Aim of the task: Copy out all the entries word for word.

··· Recorded information

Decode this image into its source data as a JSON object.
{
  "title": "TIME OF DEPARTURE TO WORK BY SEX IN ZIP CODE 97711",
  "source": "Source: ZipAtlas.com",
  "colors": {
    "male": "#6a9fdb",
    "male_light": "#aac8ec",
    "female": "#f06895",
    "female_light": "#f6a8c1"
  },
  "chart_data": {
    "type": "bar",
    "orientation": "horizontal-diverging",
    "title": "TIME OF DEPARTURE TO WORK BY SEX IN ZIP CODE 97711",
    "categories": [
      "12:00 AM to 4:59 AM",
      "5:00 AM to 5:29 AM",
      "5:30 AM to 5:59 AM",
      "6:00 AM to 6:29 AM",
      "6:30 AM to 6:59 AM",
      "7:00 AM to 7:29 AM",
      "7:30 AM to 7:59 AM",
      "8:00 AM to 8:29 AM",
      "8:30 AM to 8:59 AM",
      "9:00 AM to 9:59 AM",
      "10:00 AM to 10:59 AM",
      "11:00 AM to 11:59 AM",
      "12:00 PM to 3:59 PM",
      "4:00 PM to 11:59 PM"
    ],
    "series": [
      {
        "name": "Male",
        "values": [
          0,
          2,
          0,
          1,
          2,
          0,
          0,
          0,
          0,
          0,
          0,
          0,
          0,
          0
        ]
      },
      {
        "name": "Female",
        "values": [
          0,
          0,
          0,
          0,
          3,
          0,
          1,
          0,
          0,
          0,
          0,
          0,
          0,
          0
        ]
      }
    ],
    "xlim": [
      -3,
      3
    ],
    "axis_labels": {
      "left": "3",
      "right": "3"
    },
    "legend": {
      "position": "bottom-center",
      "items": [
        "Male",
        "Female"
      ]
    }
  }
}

······

Written answer:
Decode this image into its source data as a JSON object.
{
  "title": "TIME OF DEPARTURE TO WORK BY SEX IN ZIP CODE 97711",
  "source": "Source: ZipAtlas.com",
  "colors": {
    "male": "#6a9fdb",
    "male_light": "#aac8ec",
    "female": "#f06895",
    "female_light": "#f6a8c1"
  },
  "chart_data": {
    "type": "bar",
    "orientation": "horizontal-diverging",
    "title": "TIME OF DEPARTURE TO WORK BY SEX IN ZIP CODE 97711",
    "categories": [
      "12:00 AM to 4:59 AM",
      "5:00 AM to 5:29 AM",
      "5:30 AM to 5:59 AM",
      "6:00 AM to 6:29 AM",
      "6:30 AM to 6:59 AM",
      "7:00 AM to 7:29 AM",
      "7:30 AM to 7:59 AM",
      "8:00 AM to 8:29 AM",
      "8:30 AM to 8:59 AM",
      "9:00 AM to 9:59 AM",
      "10:00 AM to 10:59 AM",
      "11:00 AM to 11:59 AM",
      "12:00 PM to 3:59 PM",
      "4:00 PM to 11:59 PM"
    ],
    "series": [
      {
        "name": "Male",
        "values": [
          0,
          2,
          0,
          1,
          2,
          0,
          0,
          0,
          0,
          0,
          0,
          0,
          0,
          0
        ]
      },
      {
        "name": "Female",
        "values": [
          0,
          0,
          0,
          0,
          3,
          0,
          1,
          0,
          0,
          0,
          0,
          0,
          0,
          0
        ]
      }
    ],
    "xlim": [
      -3,
      3
    ],
    "axis_labels": {
      "left": "3",
      "right": "3"
    },
    "legend": {
      "position": "bottom-center",
      "items": [
        "Male",
        "Female"
      ]
    }
  }
}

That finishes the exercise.